[Recorded data]
'''

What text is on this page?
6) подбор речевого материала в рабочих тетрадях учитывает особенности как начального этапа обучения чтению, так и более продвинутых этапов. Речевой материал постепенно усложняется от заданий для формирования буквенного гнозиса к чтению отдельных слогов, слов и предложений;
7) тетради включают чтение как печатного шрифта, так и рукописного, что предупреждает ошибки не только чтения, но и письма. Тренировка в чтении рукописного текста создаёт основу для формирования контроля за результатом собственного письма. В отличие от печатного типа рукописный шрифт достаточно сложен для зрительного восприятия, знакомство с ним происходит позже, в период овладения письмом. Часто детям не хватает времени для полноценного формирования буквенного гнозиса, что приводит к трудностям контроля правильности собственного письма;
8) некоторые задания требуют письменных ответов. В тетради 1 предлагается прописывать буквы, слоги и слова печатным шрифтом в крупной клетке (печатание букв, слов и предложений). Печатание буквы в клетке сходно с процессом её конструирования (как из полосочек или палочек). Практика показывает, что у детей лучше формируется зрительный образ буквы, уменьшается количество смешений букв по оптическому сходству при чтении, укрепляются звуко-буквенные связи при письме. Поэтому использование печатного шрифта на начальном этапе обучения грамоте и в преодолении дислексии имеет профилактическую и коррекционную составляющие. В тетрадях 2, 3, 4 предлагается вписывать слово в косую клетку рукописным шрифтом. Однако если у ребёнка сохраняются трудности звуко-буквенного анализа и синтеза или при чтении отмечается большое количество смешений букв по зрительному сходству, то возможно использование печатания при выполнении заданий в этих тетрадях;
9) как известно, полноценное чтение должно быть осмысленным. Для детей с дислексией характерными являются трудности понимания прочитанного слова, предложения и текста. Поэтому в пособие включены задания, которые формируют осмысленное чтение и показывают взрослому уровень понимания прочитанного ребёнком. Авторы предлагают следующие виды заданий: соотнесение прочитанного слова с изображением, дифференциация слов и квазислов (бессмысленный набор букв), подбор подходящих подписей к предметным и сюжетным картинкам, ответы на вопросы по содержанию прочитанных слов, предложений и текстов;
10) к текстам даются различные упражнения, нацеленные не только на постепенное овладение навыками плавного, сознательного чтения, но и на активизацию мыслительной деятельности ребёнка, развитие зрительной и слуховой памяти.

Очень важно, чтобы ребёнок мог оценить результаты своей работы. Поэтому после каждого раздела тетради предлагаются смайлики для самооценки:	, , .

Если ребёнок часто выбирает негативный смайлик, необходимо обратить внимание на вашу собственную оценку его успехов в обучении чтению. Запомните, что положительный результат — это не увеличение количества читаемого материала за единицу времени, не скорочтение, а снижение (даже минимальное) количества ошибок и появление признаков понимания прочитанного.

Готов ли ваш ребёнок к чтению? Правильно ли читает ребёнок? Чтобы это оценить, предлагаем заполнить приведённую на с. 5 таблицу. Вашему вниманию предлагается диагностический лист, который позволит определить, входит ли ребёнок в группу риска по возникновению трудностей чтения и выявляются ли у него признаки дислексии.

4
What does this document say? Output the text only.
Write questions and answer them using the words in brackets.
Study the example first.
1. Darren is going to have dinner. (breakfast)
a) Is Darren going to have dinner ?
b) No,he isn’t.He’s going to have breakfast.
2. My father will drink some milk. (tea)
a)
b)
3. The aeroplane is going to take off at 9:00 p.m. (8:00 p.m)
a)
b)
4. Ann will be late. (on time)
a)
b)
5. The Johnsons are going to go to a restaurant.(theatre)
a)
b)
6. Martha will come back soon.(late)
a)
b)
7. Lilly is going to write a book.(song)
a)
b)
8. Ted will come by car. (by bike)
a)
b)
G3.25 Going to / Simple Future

'''

§ What you are asked to do
Return the lines of the records that include the string "come".

§ Exercise result
6. Martha will come back soon.(late)
8. Ted will come by car. (by bike)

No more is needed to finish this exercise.